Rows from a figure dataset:
==================================================

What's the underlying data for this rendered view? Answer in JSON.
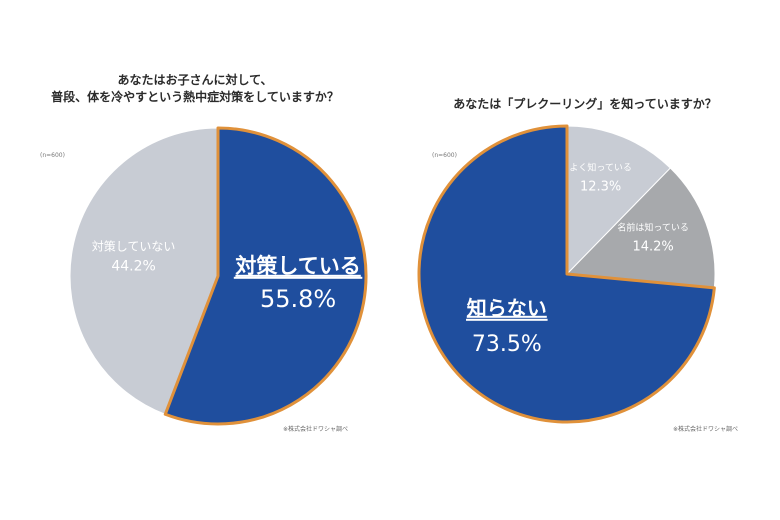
{
  "chart_data": [
    {
      "type": "pie",
      "title_lines": [
        "あなたはお子さんに対して、",
        "普段、体を冷やすという熱中症対策をしていますか？"
      ],
      "note": "(n=600)",
      "source": "※株式会社ドワシャ調べ",
      "slices": [
        {
          "label": "対策している",
          "value": 55.8,
          "display": "55.8%",
          "color": "#1f4e9e",
          "highlight": true
        },
        {
          "label": "対策していない",
          "value": 44.2,
          "display": "44.2%",
          "color": "#c8ccd4",
          "highlight": false
        }
      ],
      "outline_color": "#e0913a"
    },
    {
      "type": "pie",
      "title_lines": [
        "あなたは「プレクーリング」を知っていますか？"
      ],
      "note": "(n=600)",
      "source": "※株式会社ドワシャ調べ",
      "slices": [
        {
          "label": "よく知っている",
          "value": 12.3,
          "display": "12.3%",
          "color": "#c8ccd4",
          "highlight": false
        },
        {
          "label": "名前は知っている",
          "value": 14.2,
          "display": "14.2%",
          "color": "#a7a9ac",
          "highlight": false
        },
        {
          "label": "知らない",
          "value": 73.5,
          "display": "73.5%",
          "color": "#1f4e9e",
          "highlight": true
        }
      ],
      "outline_color": "#e0913a"
    }
  ]
}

==================================================

- [What the exercise asks]:
All of the entries need to be transcribed word for word; pictures are left out.

- [Exercise solution]:
What's the underlying data for this rendered view? Answer in JSON.
{
  "chart_data": [
    {
      "type": "pie",
      "title_lines": [
        "あなたはお子さんに対して、",
        "普段、体を冷やすという熱中症対策をしていますか？"
      ],
      "note": "(n=600)",
      "source": "※株式会社ドワシャ調べ",
      "slices": [
        {
          "label": "対策している",
          "value": 55.8,
          "display": "55.8%",
          "color": "#1f4e9e",
          "highlight": true
        },
        {
          "label": "対策していない",
          "value": 44.2,
          "display": "44.2%",
          "color": "#c8ccd4",
          "highlight": false
        }
      ],
      "outline_color": "#e0913a"
    },
    {
      "type": "pie",
      "title_lines": [
        "あなたは「プレクーリング」を知っていますか？"
      ],
      "note": "(n=600)",
      "source": "※株式会社ドワシャ調べ",
      "slices": [
        {
          "label": "よく知っている",
          "value": 12.3,
          "display": "12.3%",
          "color": "#c8ccd4",
          "highlight": false
        },
        {
          "label": "名前は知っている",
          "value": 14.2,
          "display": "14.2%",
          "color": "#a7a9ac",
          "highlight": false
        },
        {
          "label": "知らない",
          "value": 73.5,
          "display": "73.5%",
          "color": "#1f4e9e",
          "highlight": true
        }
      ],
      "outline_color": "#e0913a"
    }
  ]
}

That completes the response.